Render everything from the top of the listing down through the line containing "legend-item-3: 6か月以上～1年未満: [748, 304, 1015, 380]" as a Markdown table with columns n and Line, numbering each row and skipping blank lines.
===== EXERCISE MATERIALS =====
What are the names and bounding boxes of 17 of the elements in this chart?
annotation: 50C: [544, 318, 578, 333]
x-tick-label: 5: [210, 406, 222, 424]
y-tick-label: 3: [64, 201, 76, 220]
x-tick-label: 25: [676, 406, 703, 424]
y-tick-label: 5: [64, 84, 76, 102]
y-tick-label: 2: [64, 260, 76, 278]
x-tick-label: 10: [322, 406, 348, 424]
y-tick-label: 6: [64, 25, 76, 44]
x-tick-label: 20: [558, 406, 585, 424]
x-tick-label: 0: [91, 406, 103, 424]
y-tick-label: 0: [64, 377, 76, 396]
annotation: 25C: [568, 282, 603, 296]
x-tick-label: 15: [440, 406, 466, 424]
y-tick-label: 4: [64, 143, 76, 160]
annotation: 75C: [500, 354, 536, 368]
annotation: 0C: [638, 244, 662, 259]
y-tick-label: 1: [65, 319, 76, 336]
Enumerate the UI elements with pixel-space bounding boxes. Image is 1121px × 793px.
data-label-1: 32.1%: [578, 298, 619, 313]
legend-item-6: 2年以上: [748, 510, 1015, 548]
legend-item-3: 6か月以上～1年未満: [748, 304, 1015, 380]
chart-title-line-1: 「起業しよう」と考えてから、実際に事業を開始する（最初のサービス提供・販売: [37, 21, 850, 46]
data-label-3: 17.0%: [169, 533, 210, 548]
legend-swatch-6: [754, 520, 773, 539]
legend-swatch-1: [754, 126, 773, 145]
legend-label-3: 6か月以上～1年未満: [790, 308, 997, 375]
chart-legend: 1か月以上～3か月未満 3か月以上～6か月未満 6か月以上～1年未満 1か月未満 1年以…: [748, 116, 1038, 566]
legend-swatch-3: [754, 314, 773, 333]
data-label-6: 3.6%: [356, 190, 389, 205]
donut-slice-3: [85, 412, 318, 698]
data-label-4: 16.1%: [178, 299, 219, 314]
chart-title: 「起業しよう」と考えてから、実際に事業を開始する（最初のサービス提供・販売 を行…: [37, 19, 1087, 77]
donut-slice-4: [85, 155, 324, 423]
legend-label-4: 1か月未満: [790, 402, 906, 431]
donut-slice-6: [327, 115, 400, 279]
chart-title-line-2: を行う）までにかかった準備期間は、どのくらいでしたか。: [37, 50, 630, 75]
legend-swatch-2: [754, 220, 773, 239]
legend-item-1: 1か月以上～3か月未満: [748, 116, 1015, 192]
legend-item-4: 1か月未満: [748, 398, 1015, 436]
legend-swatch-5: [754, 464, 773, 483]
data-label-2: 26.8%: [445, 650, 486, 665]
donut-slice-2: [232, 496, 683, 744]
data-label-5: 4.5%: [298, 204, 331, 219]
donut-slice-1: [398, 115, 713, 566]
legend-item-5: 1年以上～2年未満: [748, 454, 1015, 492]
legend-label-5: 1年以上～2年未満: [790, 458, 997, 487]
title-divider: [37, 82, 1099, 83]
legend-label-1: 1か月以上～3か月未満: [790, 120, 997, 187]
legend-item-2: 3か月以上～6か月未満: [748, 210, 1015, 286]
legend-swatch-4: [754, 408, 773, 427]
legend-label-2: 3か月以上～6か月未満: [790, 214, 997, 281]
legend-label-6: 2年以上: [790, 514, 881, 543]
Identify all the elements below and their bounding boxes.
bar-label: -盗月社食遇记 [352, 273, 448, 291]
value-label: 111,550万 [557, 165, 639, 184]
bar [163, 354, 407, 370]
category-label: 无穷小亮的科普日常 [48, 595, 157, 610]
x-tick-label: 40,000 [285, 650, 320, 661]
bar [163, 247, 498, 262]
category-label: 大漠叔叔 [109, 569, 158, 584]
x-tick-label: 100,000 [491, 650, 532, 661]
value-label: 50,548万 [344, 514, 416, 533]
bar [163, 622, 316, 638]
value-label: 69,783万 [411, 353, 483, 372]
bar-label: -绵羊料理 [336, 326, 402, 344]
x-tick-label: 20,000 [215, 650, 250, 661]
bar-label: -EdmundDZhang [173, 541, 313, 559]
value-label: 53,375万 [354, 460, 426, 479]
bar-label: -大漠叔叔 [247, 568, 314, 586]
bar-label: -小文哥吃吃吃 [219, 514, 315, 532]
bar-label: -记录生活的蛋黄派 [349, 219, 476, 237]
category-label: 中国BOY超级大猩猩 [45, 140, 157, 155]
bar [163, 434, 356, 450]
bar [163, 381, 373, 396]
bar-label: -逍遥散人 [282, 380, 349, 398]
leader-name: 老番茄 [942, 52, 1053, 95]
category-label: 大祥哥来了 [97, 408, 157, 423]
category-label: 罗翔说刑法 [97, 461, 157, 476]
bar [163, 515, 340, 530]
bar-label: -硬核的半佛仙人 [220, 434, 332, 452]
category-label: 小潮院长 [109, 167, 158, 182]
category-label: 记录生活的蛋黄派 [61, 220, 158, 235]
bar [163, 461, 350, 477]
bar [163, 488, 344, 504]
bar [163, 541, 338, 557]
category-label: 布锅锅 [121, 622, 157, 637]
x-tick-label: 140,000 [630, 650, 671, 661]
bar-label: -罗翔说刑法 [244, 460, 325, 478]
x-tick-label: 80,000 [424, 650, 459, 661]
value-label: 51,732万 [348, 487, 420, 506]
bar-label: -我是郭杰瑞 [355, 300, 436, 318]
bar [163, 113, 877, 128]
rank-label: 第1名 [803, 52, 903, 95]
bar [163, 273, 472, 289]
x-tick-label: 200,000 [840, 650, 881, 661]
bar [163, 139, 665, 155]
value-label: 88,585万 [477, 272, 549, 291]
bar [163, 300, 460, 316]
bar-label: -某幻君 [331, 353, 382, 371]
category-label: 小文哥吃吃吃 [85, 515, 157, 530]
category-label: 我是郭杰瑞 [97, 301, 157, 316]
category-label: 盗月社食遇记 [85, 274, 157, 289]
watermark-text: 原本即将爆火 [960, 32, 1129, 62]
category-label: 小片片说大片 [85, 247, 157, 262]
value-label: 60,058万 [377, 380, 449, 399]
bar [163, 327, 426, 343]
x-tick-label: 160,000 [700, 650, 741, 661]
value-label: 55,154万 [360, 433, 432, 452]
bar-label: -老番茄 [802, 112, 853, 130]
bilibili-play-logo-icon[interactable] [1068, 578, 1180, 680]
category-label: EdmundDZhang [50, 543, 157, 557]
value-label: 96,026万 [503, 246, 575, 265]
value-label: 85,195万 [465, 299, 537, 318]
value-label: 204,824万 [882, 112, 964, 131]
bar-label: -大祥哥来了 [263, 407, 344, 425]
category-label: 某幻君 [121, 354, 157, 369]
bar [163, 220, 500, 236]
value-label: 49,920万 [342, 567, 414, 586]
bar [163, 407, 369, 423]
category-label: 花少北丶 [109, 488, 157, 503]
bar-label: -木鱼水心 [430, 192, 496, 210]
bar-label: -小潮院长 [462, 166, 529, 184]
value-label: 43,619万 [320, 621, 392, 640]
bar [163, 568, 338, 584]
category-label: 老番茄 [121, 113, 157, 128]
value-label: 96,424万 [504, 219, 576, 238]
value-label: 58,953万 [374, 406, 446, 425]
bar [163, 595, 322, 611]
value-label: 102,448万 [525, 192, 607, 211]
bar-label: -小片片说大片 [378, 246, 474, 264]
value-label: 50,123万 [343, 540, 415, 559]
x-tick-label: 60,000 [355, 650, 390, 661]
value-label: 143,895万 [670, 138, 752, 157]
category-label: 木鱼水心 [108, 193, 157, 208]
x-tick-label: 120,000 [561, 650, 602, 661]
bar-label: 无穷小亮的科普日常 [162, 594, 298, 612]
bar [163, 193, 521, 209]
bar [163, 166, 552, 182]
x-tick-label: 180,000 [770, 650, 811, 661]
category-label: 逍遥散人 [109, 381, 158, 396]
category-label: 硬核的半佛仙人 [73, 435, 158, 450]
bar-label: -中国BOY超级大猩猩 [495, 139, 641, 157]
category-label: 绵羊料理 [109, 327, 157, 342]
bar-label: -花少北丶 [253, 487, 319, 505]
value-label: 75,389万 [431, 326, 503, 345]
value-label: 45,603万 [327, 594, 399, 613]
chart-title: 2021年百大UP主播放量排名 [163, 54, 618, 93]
=====
■ **EXPECTED ANSWER**
| n | Line |
|---|---|
| 1 | What are the names and bounding boxes of 17 of the elements in this chart? |
| 2 | annotation: 50C: [544, 318, 578, 333] |
| 3 | x-tick-label: 5: [210, 406, 222, 424] |
| 4 | y-tick-label: 3: [64, 201, 76, 220] |
| 5 | x-tick-label: 25: [676, 406, 703, 424] |
| 6 | y-tick-label: 5: [64, 84, 76, 102] |
| 7 | y-tick-label: 2: [64, 260, 76, 278] |
| 8 | x-tick-label: 10: [322, 406, 348, 424] |
| 9 | y-tick-label: 6: [64, 25, 76, 44] |
| 10 | x-tick-label: 20: [558, 406, 585, 424] |
| 11 | x-tick-label: 0: [91, 406, 103, 424] |
| 12 | y-tick-label: 0: [64, 377, 76, 396] |
| 13 | annotation: 25C: [568, 282, 603, 296] |
| 14 | x-tick-label: 15: [440, 406, 466, 424] |
| 15 | y-tick-label: 4: [64, 143, 76, 160] |
| 16 | annotation: 75C: [500, 354, 536, 368] |
| 17 | annotation: 0C: [638, 244, 662, 259] |
| 18 | y-tick-label: 1: [65, 319, 76, 336] |
| 19 | Enumerate the UI elements with pixel-space bounding boxes. Image is 1121px × 793px. |
| 20 | data-label-1: 32.1%: [578, 298, 619, 313] |
| 21 | legend-item-6: 2年以上: [748, 510, 1015, 548] |
| 22 | legend-item-3: 6か月以上～1年未満: [748, 304, 1015, 380] |